**Task goal**
In the records below, some lines contain "level"; state the number of such lines and nothing else.

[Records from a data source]
--------------------------------------------------

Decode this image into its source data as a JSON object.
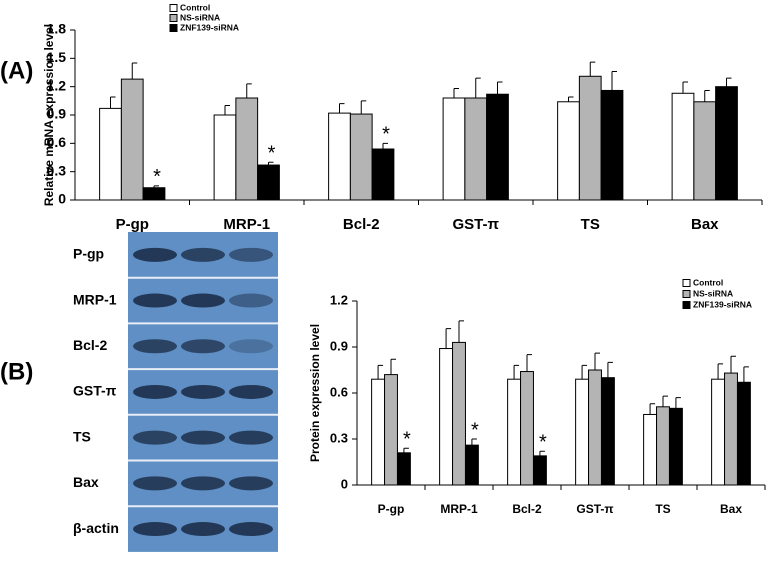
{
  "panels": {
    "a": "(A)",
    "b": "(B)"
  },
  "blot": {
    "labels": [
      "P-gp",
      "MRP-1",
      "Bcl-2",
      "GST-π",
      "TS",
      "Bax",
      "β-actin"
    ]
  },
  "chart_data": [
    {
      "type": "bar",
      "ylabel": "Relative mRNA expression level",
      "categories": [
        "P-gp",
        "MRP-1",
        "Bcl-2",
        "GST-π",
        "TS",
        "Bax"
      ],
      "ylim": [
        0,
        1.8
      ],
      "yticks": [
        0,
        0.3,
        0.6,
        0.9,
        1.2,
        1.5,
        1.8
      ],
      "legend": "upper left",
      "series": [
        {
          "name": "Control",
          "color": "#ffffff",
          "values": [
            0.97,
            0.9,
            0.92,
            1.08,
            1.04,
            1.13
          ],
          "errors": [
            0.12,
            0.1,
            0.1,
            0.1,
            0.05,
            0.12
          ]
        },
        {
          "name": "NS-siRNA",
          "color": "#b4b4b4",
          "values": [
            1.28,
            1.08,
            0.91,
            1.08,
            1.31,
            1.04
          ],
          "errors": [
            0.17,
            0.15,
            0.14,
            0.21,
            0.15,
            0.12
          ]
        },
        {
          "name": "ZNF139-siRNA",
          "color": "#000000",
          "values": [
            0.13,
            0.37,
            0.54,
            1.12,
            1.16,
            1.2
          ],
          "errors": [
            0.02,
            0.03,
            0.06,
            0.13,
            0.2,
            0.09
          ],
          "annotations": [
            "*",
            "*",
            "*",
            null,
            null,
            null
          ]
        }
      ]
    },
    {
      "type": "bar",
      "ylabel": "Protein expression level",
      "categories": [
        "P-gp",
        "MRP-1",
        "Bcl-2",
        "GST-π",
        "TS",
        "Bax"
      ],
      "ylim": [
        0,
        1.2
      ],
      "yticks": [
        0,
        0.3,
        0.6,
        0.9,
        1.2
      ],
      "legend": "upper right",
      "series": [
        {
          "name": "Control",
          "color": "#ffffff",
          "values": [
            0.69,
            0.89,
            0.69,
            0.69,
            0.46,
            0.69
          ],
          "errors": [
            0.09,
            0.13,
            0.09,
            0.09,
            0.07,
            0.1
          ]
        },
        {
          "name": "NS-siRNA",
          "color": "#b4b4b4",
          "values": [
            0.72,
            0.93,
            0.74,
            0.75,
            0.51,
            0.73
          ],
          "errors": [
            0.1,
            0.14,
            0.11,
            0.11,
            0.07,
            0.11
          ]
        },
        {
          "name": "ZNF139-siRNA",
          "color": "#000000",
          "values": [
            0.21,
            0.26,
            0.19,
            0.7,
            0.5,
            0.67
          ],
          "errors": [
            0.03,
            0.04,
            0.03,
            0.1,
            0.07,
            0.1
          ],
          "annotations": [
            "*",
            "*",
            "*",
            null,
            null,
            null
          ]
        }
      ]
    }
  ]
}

--------------------------------------------------

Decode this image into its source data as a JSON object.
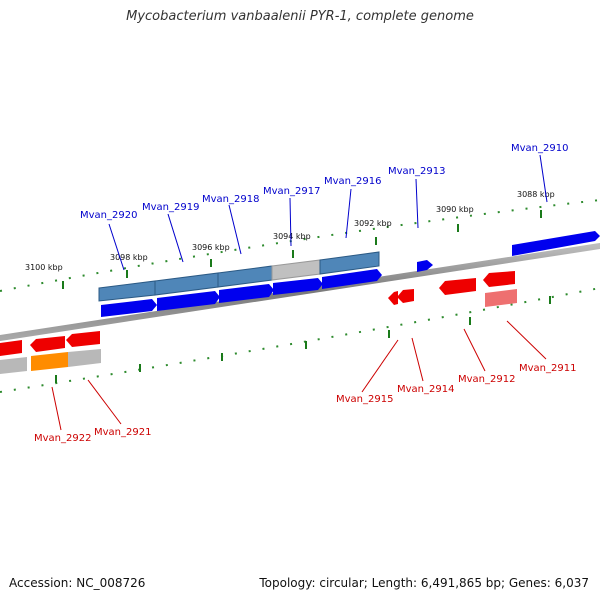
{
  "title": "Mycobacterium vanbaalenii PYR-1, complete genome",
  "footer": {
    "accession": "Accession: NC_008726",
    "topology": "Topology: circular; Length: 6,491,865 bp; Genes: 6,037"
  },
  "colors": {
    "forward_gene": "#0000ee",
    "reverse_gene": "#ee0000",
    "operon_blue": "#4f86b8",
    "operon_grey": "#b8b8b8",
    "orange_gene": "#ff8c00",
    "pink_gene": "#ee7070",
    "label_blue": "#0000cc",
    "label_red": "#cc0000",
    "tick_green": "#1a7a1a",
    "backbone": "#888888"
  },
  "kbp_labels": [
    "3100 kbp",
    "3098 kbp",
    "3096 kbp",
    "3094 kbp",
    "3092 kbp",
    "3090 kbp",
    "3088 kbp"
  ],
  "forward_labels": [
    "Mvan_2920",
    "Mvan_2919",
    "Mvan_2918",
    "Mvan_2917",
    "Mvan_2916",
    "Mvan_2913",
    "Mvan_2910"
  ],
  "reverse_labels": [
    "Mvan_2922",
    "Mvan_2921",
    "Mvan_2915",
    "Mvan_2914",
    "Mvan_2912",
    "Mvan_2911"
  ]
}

--------------------------------------------------

**Exercise result**
2